Copy every line from the data below in which the string "this" can be found.

start Records for the task

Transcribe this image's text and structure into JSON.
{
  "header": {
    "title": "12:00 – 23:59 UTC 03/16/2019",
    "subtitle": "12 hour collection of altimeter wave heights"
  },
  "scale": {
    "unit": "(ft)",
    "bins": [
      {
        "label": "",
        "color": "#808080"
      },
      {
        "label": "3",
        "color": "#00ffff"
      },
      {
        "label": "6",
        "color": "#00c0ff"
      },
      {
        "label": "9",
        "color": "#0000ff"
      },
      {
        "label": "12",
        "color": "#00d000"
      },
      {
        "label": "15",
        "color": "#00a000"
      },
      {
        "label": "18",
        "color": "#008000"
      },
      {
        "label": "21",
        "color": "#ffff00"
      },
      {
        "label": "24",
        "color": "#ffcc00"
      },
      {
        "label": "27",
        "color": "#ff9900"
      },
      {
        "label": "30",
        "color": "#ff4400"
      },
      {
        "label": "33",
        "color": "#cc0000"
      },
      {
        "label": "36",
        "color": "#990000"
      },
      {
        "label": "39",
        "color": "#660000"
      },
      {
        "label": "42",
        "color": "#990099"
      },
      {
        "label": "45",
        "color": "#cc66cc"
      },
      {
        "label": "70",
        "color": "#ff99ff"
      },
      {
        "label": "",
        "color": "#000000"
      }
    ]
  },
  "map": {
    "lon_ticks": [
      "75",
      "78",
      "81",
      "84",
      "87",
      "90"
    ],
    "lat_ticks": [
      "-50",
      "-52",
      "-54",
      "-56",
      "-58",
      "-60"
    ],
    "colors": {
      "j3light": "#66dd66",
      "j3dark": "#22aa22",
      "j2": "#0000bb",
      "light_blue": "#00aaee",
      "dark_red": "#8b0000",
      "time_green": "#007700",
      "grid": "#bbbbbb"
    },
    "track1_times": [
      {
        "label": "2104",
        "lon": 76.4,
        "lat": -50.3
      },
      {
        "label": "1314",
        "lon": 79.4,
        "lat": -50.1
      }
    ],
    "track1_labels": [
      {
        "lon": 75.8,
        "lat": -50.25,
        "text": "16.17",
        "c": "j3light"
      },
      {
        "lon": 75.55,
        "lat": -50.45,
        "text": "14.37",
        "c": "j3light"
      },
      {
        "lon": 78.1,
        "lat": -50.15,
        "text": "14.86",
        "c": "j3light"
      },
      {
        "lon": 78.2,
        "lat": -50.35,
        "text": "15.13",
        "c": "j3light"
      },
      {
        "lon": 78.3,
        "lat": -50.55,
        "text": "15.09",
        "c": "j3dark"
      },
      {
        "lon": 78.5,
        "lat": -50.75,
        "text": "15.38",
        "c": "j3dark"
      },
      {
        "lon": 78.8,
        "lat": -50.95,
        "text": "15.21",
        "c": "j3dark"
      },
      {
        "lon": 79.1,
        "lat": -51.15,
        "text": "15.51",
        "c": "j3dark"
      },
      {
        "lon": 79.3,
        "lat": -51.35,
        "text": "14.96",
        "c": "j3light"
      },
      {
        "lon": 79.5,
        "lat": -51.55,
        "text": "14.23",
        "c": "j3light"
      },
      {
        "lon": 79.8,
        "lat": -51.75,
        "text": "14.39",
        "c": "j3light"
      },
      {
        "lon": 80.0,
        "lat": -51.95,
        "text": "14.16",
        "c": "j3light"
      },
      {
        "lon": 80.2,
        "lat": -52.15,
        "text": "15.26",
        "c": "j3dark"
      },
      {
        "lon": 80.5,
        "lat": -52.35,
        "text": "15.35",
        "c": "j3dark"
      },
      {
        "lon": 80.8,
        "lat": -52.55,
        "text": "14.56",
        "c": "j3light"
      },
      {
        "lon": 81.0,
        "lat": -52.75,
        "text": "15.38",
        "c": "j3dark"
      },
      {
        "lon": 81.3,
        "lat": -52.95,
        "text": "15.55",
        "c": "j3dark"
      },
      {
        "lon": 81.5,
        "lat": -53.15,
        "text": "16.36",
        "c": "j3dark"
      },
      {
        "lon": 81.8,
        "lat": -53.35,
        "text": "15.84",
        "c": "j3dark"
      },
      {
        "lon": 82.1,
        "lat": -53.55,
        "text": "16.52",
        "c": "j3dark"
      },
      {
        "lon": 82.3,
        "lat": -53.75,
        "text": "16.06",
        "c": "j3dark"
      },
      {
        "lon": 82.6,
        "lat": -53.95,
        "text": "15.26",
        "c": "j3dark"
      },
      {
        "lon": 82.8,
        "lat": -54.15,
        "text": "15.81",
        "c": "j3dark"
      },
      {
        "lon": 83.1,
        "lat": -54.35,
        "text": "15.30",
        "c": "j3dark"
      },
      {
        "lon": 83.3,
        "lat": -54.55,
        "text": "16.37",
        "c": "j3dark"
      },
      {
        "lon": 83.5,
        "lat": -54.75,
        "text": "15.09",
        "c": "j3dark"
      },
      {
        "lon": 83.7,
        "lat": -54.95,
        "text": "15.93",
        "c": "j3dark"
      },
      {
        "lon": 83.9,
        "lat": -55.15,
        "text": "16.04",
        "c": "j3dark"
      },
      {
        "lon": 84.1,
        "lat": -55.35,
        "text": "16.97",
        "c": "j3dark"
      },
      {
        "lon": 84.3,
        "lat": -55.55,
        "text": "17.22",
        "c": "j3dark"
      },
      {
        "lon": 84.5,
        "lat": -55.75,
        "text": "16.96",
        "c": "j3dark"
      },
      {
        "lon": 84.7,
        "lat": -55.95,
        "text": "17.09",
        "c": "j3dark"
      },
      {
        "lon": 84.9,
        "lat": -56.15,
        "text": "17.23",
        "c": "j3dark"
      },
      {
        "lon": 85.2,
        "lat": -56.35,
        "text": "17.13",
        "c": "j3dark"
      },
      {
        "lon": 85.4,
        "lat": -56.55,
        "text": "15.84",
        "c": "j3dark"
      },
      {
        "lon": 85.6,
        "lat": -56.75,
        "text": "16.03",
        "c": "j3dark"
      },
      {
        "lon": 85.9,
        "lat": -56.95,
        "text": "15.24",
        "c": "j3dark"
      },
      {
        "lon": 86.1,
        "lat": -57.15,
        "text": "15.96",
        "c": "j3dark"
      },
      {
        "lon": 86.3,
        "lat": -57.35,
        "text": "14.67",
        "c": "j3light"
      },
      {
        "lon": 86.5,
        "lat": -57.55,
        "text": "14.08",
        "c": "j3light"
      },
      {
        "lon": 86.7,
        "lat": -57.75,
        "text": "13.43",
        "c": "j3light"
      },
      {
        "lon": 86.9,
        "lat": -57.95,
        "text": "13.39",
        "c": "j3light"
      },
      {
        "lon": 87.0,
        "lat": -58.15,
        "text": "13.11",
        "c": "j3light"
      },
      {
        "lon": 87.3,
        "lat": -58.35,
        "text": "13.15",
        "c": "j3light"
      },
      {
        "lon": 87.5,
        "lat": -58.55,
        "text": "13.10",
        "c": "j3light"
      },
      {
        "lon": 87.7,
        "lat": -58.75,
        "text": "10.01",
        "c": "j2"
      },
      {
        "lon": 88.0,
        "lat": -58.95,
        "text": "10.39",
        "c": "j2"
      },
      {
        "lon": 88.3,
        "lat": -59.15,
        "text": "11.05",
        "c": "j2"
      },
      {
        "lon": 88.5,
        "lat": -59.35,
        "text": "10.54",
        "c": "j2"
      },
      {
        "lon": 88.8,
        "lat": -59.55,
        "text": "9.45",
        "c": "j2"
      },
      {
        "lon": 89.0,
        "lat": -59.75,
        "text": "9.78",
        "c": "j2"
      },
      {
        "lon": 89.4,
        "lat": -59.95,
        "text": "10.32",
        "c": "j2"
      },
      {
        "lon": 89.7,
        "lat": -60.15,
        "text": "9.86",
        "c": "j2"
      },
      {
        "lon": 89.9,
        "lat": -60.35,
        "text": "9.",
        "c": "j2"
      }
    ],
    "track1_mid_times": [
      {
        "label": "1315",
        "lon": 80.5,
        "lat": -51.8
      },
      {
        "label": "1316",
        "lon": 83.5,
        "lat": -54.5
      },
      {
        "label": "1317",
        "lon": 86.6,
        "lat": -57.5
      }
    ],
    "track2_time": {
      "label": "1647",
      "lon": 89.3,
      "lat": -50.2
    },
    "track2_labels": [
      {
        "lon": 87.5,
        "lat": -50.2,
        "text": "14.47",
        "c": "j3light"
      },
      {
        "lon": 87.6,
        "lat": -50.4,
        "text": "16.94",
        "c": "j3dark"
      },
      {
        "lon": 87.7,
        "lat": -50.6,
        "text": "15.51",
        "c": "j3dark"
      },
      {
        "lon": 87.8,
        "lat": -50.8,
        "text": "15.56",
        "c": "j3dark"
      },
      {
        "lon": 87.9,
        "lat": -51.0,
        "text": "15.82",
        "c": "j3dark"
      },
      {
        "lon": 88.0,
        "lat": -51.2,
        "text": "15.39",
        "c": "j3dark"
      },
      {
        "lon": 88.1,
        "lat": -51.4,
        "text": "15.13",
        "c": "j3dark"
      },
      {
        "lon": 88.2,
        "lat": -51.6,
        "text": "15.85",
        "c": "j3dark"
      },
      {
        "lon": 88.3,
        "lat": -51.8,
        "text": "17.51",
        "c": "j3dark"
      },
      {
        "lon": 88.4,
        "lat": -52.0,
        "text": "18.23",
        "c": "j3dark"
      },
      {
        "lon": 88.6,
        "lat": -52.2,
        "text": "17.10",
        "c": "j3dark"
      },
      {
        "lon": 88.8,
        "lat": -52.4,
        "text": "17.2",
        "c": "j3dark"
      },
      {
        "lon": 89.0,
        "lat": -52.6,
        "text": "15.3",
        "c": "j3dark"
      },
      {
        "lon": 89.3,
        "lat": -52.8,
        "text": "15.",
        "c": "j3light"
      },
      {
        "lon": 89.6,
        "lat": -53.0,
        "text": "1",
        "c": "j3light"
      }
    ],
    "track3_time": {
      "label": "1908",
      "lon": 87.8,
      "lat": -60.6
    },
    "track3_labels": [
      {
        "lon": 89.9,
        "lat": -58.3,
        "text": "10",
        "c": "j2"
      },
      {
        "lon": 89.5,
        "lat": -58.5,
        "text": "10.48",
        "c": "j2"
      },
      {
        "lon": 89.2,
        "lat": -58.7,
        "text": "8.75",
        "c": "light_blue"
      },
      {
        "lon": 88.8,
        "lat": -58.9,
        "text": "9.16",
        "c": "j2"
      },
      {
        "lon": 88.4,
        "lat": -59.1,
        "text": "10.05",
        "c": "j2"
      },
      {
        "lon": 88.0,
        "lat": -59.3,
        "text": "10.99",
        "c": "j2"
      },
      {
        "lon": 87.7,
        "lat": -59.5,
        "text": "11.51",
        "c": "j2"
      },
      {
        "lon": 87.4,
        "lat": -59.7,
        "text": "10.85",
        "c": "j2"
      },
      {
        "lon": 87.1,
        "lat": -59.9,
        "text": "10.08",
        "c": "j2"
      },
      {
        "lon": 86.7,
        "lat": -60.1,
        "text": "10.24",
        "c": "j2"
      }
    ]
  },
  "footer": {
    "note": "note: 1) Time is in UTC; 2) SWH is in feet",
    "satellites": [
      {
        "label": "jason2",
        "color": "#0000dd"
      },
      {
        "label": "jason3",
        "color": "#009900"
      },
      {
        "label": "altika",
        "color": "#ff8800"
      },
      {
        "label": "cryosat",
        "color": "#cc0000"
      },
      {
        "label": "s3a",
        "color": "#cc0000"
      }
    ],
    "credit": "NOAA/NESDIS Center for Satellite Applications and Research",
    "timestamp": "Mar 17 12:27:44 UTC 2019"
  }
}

end Records for the task
start Records for the task

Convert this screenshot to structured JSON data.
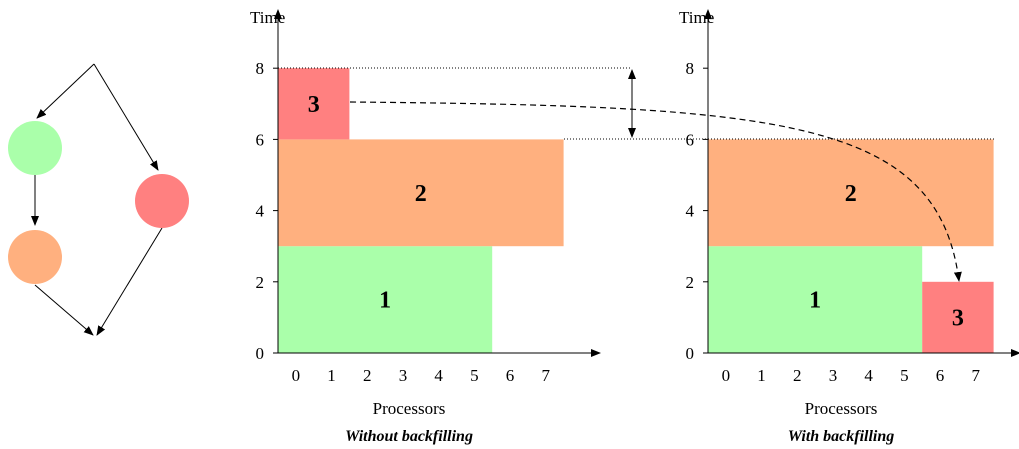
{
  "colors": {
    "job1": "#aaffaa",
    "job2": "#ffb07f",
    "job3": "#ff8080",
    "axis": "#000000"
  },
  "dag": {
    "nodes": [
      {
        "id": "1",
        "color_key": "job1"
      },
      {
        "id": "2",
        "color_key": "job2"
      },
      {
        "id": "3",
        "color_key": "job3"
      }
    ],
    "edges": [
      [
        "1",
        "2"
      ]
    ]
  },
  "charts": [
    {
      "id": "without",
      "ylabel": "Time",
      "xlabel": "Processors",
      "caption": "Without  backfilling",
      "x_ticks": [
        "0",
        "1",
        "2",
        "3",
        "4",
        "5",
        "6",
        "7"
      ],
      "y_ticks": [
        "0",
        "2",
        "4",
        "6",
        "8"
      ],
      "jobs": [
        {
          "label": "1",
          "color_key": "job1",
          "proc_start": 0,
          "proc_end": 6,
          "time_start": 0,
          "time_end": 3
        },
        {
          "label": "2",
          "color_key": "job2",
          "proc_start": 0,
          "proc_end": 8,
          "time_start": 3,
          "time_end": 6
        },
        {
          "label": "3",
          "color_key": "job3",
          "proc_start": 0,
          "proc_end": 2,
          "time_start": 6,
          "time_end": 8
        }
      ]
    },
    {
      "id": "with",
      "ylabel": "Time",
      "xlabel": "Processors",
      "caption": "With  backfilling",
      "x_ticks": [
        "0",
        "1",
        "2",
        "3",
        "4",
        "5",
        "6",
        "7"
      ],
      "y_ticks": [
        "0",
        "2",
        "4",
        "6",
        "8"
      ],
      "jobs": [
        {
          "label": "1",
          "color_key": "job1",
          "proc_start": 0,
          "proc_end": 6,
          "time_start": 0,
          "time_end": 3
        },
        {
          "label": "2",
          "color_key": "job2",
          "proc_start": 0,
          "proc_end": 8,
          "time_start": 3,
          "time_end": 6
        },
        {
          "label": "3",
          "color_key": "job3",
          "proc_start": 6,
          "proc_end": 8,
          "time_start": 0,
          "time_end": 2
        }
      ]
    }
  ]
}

end Records for the task

Finished exercise:
Transcribe this image's text and structure into JSON.
Convert this screenshot to structured JSON data.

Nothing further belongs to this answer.